[BEGIN Records to process]

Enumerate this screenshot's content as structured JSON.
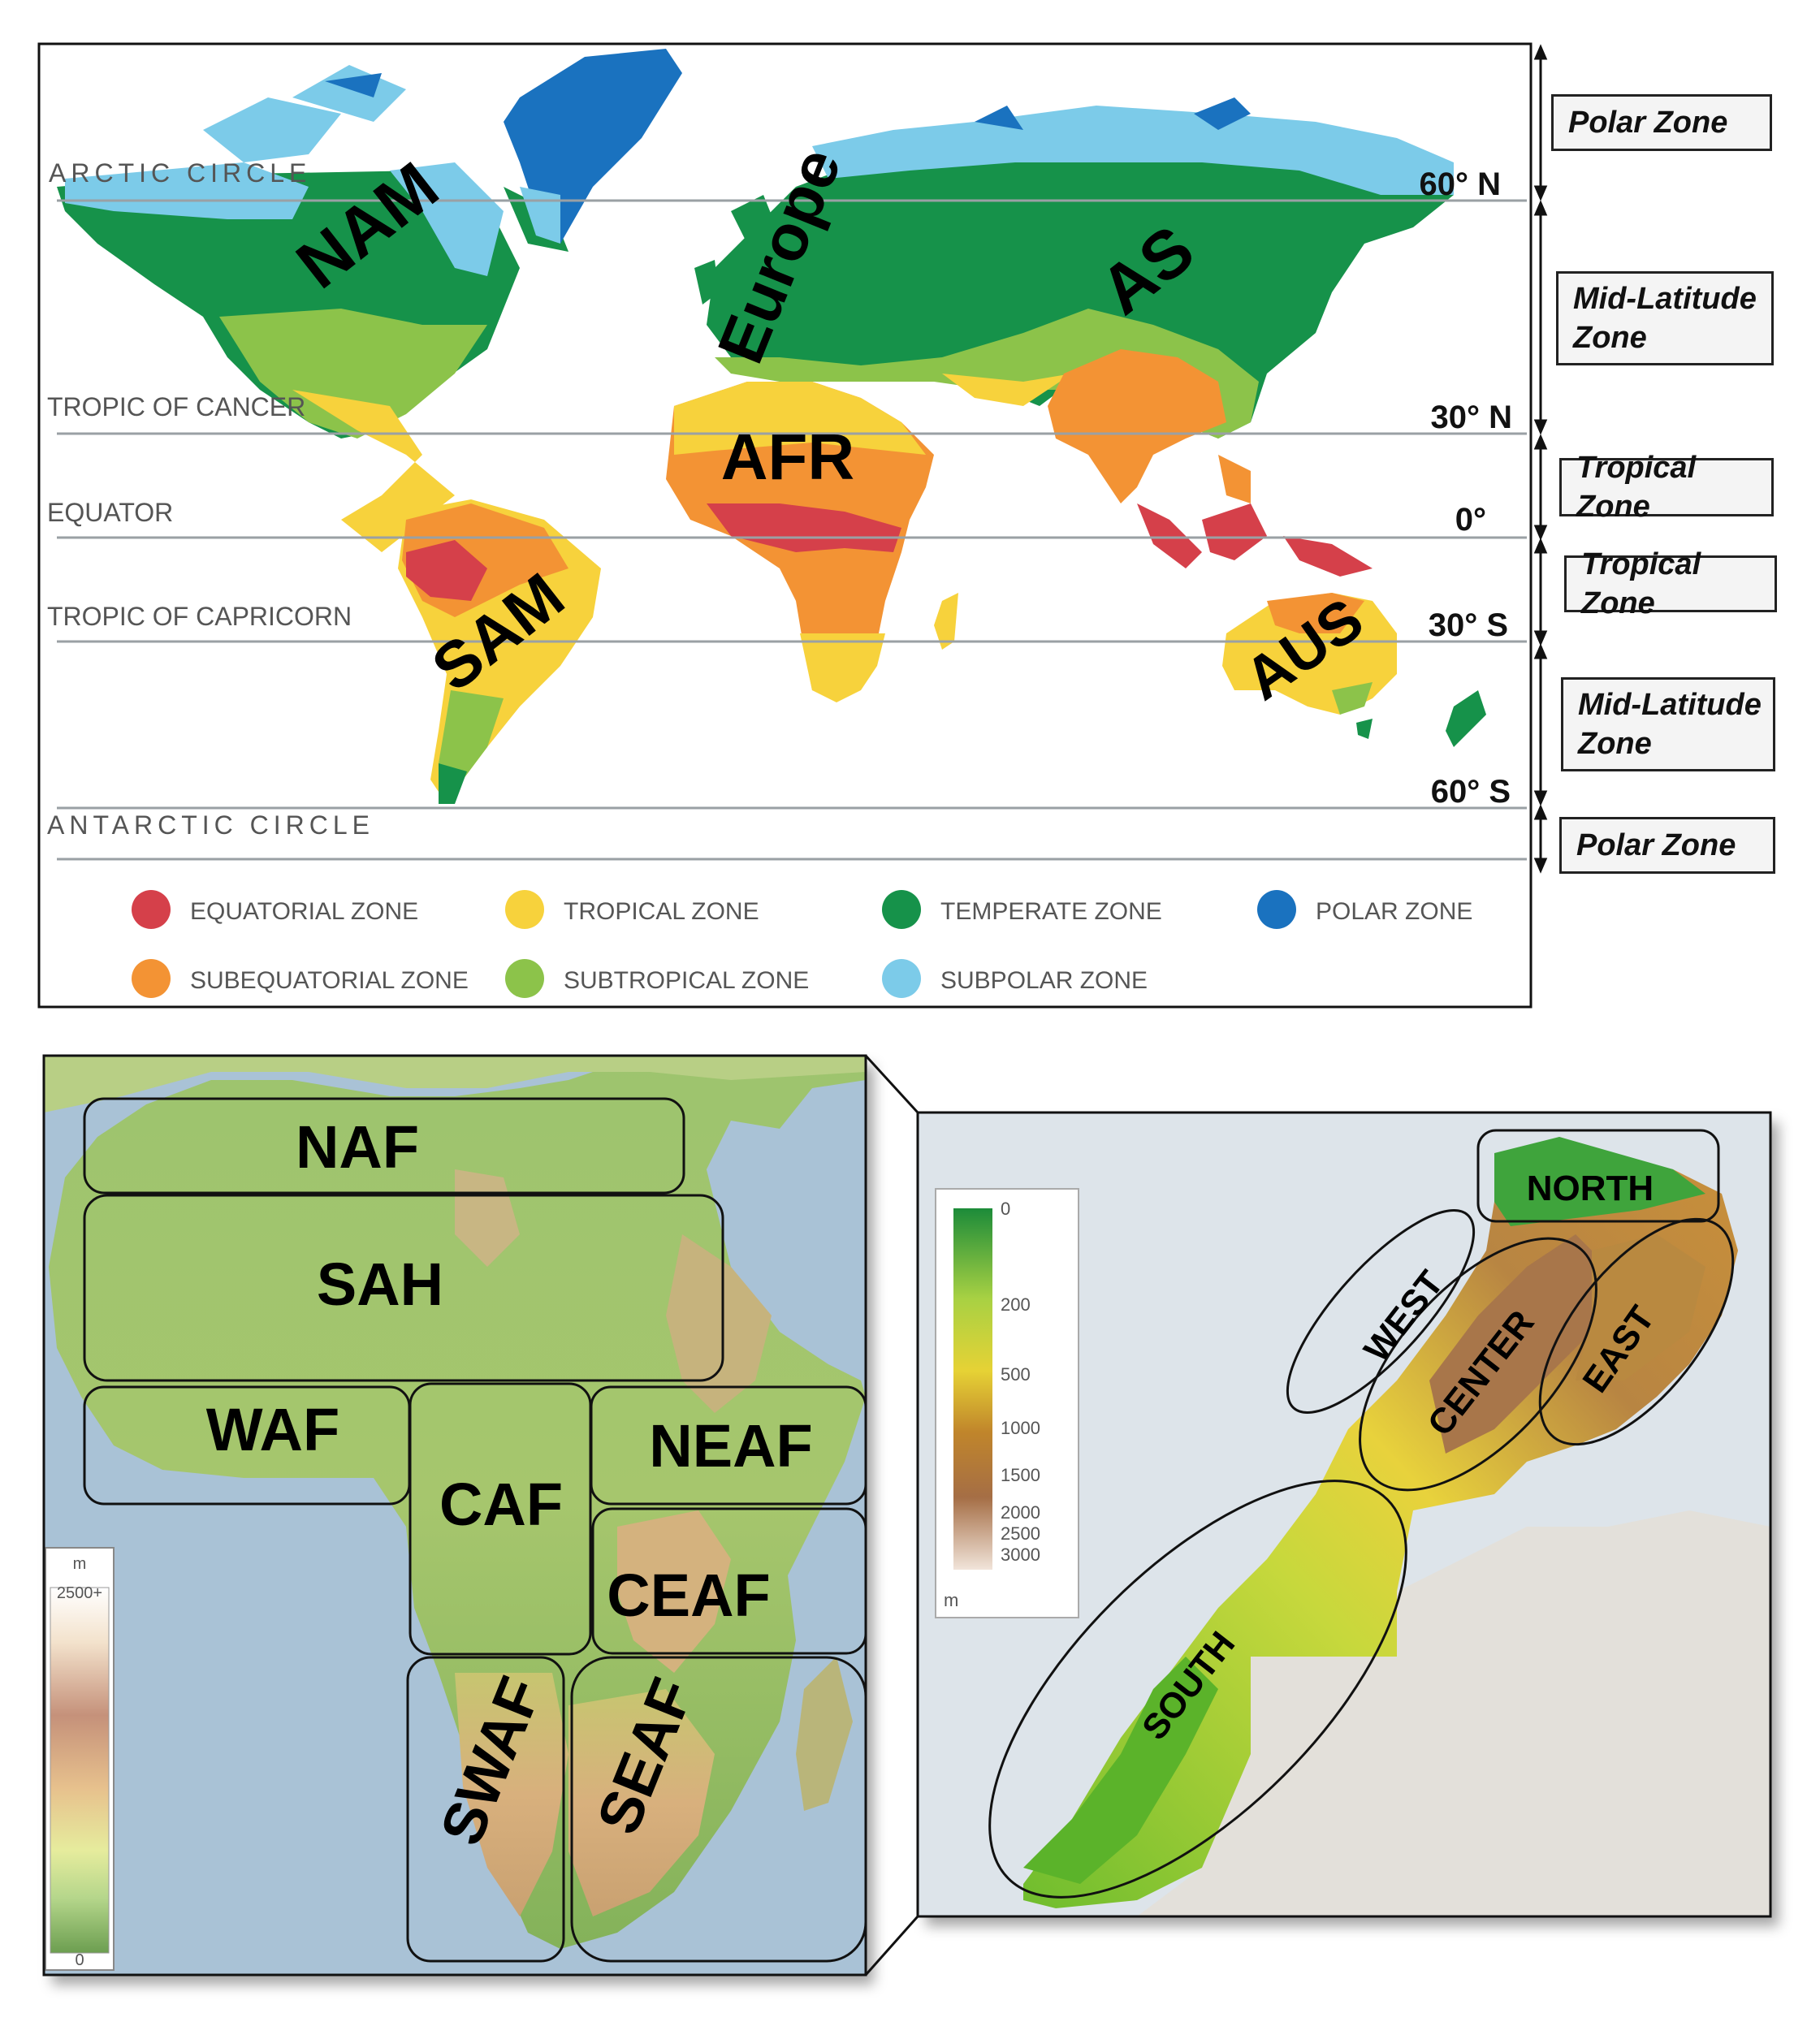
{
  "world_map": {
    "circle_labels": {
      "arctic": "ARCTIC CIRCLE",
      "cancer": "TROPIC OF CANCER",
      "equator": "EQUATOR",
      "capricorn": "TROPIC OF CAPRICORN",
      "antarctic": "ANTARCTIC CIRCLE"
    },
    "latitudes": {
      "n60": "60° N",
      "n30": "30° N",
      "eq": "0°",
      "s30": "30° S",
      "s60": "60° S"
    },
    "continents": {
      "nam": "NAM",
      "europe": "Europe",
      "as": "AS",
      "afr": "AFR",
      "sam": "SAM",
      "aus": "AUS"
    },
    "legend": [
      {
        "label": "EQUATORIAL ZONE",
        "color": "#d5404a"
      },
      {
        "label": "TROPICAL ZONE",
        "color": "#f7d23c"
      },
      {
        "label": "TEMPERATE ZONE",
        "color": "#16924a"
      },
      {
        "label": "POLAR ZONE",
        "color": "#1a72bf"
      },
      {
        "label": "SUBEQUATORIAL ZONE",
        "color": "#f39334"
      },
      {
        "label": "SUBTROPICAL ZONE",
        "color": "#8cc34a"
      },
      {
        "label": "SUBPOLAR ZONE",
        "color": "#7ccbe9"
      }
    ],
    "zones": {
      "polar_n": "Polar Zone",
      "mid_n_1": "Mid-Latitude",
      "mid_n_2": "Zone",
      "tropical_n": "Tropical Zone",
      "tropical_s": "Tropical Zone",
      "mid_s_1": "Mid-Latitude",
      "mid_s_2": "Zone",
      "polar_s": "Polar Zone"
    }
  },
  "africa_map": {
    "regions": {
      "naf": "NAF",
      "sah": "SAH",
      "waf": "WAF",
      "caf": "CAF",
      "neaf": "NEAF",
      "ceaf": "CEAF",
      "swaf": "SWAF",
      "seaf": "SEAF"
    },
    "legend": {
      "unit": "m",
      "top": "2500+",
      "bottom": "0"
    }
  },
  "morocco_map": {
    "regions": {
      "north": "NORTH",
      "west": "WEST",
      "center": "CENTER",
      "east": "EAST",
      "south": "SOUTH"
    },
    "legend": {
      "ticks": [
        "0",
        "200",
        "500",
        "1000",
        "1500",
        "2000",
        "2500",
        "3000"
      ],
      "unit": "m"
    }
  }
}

[END Records to process]

Required task:
Reproduce the records above exactly, leaving out every picture they contain.

Response:
Enumerate this screenshot's content as structured JSON.
{
  "world_map": {
    "circle_labels": {
      "arctic": "ARCTIC CIRCLE",
      "cancer": "TROPIC OF CANCER",
      "equator": "EQUATOR",
      "capricorn": "TROPIC OF CAPRICORN",
      "antarctic": "ANTARCTIC CIRCLE"
    },
    "latitudes": {
      "n60": "60° N",
      "n30": "30° N",
      "eq": "0°",
      "s30": "30° S",
      "s60": "60° S"
    },
    "continents": {
      "nam": "NAM",
      "europe": "Europe",
      "as": "AS",
      "afr": "AFR",
      "sam": "SAM",
      "aus": "AUS"
    },
    "legend": [
      {
        "label": "EQUATORIAL ZONE",
        "color": "#d5404a"
      },
      {
        "label": "TROPICAL ZONE",
        "color": "#f7d23c"
      },
      {
        "label": "TEMPERATE ZONE",
        "color": "#16924a"
      },
      {
        "label": "POLAR ZONE",
        "color": "#1a72bf"
      },
      {
        "label": "SUBEQUATORIAL ZONE",
        "color": "#f39334"
      },
      {
        "label": "SUBTROPICAL ZONE",
        "color": "#8cc34a"
      },
      {
        "label": "SUBPOLAR ZONE",
        "color": "#7ccbe9"
      }
    ],
    "zones": {
      "polar_n": "Polar Zone",
      "mid_n_1": "Mid-Latitude",
      "mid_n_2": "Zone",
      "tropical_n": "Tropical Zone",
      "tropical_s": "Tropical Zone",
      "mid_s_1": "Mid-Latitude",
      "mid_s_2": "Zone",
      "polar_s": "Polar Zone"
    }
  },
  "africa_map": {
    "regions": {
      "naf": "NAF",
      "sah": "SAH",
      "waf": "WAF",
      "caf": "CAF",
      "neaf": "NEAF",
      "ceaf": "CEAF",
      "swaf": "SWAF",
      "seaf": "SEAF"
    },
    "legend": {
      "unit": "m",
      "top": "2500+",
      "bottom": "0"
    }
  },
  "morocco_map": {
    "regions": {
      "north": "NORTH",
      "west": "WEST",
      "center": "CENTER",
      "east": "EAST",
      "south": "SOUTH"
    },
    "legend": {
      "ticks": [
        "0",
        "200",
        "500",
        "1000",
        "1500",
        "2000",
        "2500",
        "3000"
      ],
      "unit": "m"
    }
  }
}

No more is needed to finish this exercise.